Data excerpts
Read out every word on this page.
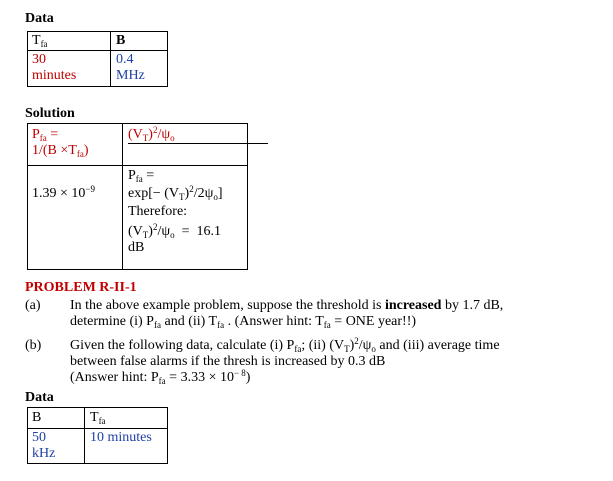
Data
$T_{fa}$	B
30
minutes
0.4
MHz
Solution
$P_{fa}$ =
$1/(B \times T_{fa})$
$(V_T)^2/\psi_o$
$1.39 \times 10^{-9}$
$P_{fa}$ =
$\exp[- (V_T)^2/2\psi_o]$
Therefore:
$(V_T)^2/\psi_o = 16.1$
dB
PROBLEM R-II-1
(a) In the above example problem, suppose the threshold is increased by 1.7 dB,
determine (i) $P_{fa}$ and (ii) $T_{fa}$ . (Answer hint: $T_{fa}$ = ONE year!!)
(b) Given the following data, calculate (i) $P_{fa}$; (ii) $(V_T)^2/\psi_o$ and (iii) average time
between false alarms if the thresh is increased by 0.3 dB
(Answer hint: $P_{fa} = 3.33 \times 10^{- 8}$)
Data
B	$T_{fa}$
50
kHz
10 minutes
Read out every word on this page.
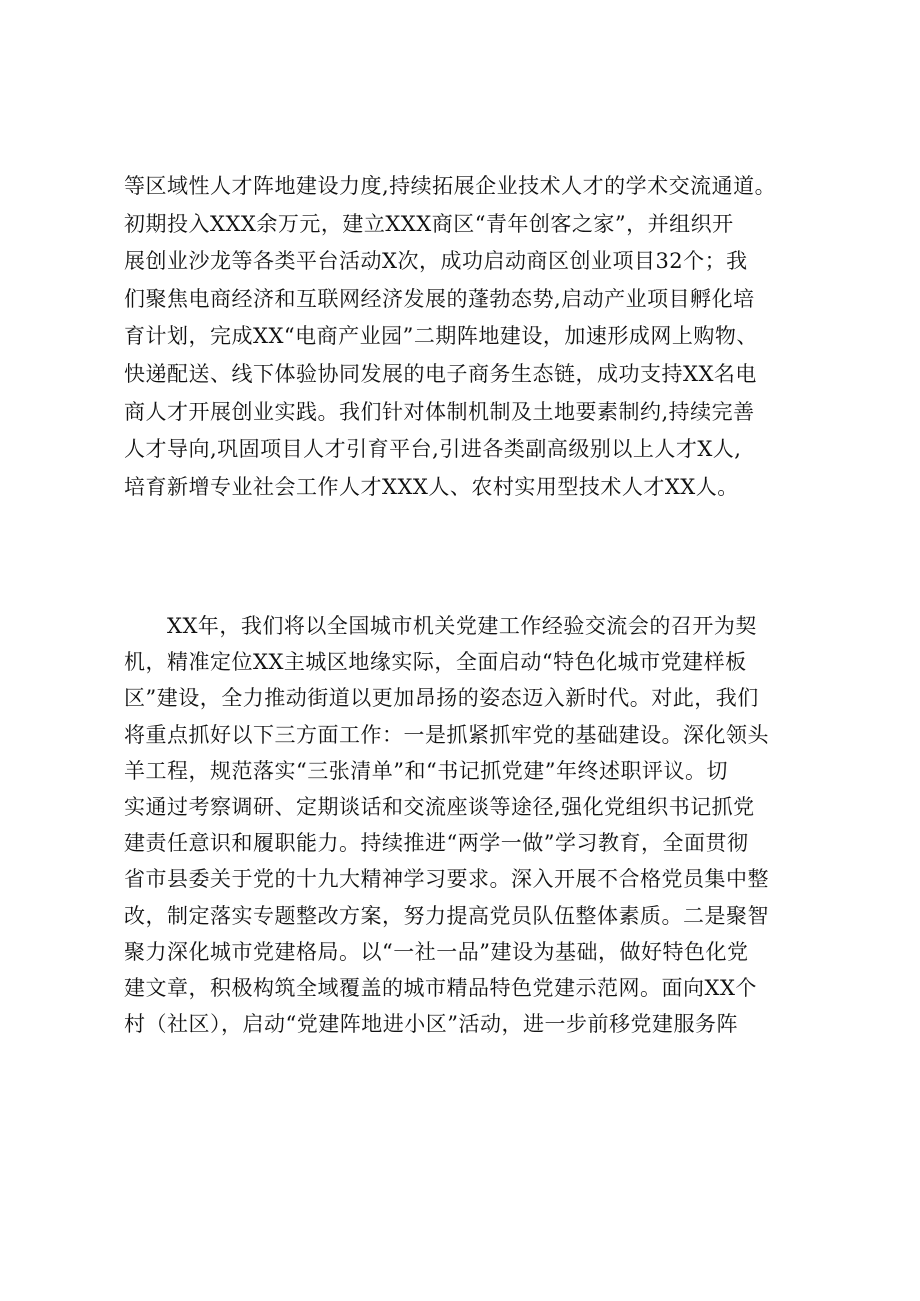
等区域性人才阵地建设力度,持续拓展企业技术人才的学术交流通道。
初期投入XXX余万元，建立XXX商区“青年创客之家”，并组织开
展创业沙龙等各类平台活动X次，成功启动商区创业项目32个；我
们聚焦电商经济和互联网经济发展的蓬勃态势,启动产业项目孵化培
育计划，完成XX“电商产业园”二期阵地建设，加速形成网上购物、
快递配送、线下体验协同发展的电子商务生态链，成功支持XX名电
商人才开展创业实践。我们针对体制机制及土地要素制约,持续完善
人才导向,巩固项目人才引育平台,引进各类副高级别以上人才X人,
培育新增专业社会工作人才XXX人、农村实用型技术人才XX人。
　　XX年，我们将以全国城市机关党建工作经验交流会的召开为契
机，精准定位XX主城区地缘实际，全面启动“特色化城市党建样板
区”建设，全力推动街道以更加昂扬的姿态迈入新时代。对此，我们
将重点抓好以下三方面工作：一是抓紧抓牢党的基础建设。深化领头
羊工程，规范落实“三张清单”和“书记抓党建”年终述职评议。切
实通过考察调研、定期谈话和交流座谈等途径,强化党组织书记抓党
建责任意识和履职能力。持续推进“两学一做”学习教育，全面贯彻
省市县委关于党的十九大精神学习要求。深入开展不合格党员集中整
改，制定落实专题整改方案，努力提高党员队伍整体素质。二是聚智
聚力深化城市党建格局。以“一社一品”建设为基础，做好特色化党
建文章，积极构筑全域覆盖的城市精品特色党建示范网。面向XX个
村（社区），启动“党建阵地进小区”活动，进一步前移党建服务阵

*Objective*. Every line should be retyped exactly, with the pictures omitted.

*Response for this exercise*.
Read out every word on this page.
Data
$T_{fa}$	B
30
minutes
0.4
MHz
Solution
$P_{fa}$ =
$1/(B \times T_{fa})$
$(V_T)^2/\psi_o$
$1.39 \times 10^{-9}$
$P_{fa}$ =
$\exp[- (V_T)^2/2\psi_o]$
Therefore:
$(V_T)^2/\psi_o = 16.1$
dB
PROBLEM R-II-1
(a) In the above example problem, suppose the threshold is increased by 1.7 dB,
determine (i) $P_{fa}$ and (ii) $T_{fa}$ . (Answer hint: $T_{fa}$ = ONE year!!)
(b) Given the following data, calculate (i) $P_{fa}$; (ii) $(V_T)^2/\psi_o$ and (iii) average time
between false alarms if the thresh is increased by 0.3 dB
(Answer hint: $P_{fa} = 3.33 \times 10^{- 8}$)
Data
B	$T_{fa}$
50
kHz
10 minutes
Read out every word on this page.
等区域性人才阵地建设力度,持续拓展企业技术人才的学术交流通道。
初期投入XXX余万元，建立XXX商区“青年创客之家”，并组织开
展创业沙龙等各类平台活动X次，成功启动商区创业项目32个；我
们聚焦电商经济和互联网经济发展的蓬勃态势,启动产业项目孵化培
育计划，完成XX“电商产业园”二期阵地建设，加速形成网上购物、
快递配送、线下体验协同发展的电子商务生态链，成功支持XX名电
商人才开展创业实践。我们针对体制机制及土地要素制约,持续完善
人才导向,巩固项目人才引育平台,引进各类副高级别以上人才X人,
培育新增专业社会工作人才XXX人、农村实用型技术人才XX人。
　　XX年，我们将以全国城市机关党建工作经验交流会的召开为契
机，精准定位XX主城区地缘实际，全面启动“特色化城市党建样板
区”建设，全力推动街道以更加昂扬的姿态迈入新时代。对此，我们
将重点抓好以下三方面工作：一是抓紧抓牢党的基础建设。深化领头
羊工程，规范落实“三张清单”和“书记抓党建”年终述职评议。切
实通过考察调研、定期谈话和交流座谈等途径,强化党组织书记抓党
建责任意识和履职能力。持续推进“两学一做”学习教育，全面贯彻
省市县委关于党的十九大精神学习要求。深入开展不合格党员集中整
改，制定落实专题整改方案，努力提高党员队伍整体素质。二是聚智
聚力深化城市党建格局。以“一社一品”建设为基础，做好特色化党
建文章，积极构筑全域覆盖的城市精品特色党建示范网。面向XX个
村（社区），启动“党建阵地进小区”活动，进一步前移党建服务阵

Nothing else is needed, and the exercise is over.